§ **The problem**:
Each entry in the listing below should be restated word for word.

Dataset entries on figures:
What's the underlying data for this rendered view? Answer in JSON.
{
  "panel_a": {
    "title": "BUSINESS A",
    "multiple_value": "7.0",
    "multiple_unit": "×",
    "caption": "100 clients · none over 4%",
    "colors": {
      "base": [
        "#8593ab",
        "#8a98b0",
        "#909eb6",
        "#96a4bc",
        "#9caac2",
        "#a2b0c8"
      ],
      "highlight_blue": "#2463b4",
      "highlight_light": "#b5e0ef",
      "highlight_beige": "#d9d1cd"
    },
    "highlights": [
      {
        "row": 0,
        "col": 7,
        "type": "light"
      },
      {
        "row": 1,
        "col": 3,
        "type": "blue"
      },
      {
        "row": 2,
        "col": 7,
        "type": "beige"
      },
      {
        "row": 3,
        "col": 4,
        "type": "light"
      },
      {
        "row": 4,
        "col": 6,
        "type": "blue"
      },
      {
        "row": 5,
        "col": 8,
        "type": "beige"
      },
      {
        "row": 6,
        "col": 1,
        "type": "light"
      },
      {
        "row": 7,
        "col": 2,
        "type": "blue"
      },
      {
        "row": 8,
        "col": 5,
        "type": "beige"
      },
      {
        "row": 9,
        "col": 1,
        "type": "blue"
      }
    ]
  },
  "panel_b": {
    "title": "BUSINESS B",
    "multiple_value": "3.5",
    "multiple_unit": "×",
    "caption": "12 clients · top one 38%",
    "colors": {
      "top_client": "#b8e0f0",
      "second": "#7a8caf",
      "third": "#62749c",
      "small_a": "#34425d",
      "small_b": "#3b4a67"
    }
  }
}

§ **Task answer**:
What's the underlying data for this rendered view? Answer in JSON.
{
  "panel_a": {
    "title": "BUSINESS A",
    "multiple_value": "7.0",
    "multiple_unit": "×",
    "caption": "100 clients · none over 4%",
    "colors": {
      "base": [
        "#8593ab",
        "#8a98b0",
        "#909eb6",
        "#96a4bc",
        "#9caac2",
        "#a2b0c8"
      ],
      "highlight_blue": "#2463b4",
      "highlight_light": "#b5e0ef",
      "highlight_beige": "#d9d1cd"
    },
    "highlights": [
      {
        "row": 0,
        "col": 7,
        "type": "light"
      },
      {
        "row": 1,
        "col": 3,
        "type": "blue"
      },
      {
        "row": 2,
        "col": 7,
        "type": "beige"
      },
      {
        "row": 3,
        "col": 4,
        "type": "light"
      },
      {
        "row": 4,
        "col": 6,
        "type": "blue"
      },
      {
        "row": 5,
        "col": 8,
        "type": "beige"
      },
      {
        "row": 6,
        "col": 1,
        "type": "light"
      },
      {
        "row": 7,
        "col": 2,
        "type": "blue"
      },
      {
        "row": 8,
        "col": 5,
        "type": "beige"
      },
      {
        "row": 9,
        "col": 1,
        "type": "blue"
      }
    ]
  },
  "panel_b": {
    "title": "BUSINESS B",
    "multiple_value": "3.5",
    "multiple_unit": "×",
    "caption": "12 clients · top one 38%",
    "colors": {
      "top_client": "#b8e0f0",
      "second": "#7a8caf",
      "third": "#62749c",
      "small_a": "#34425d",
      "small_b": "#3b4a67"
    }
  }
}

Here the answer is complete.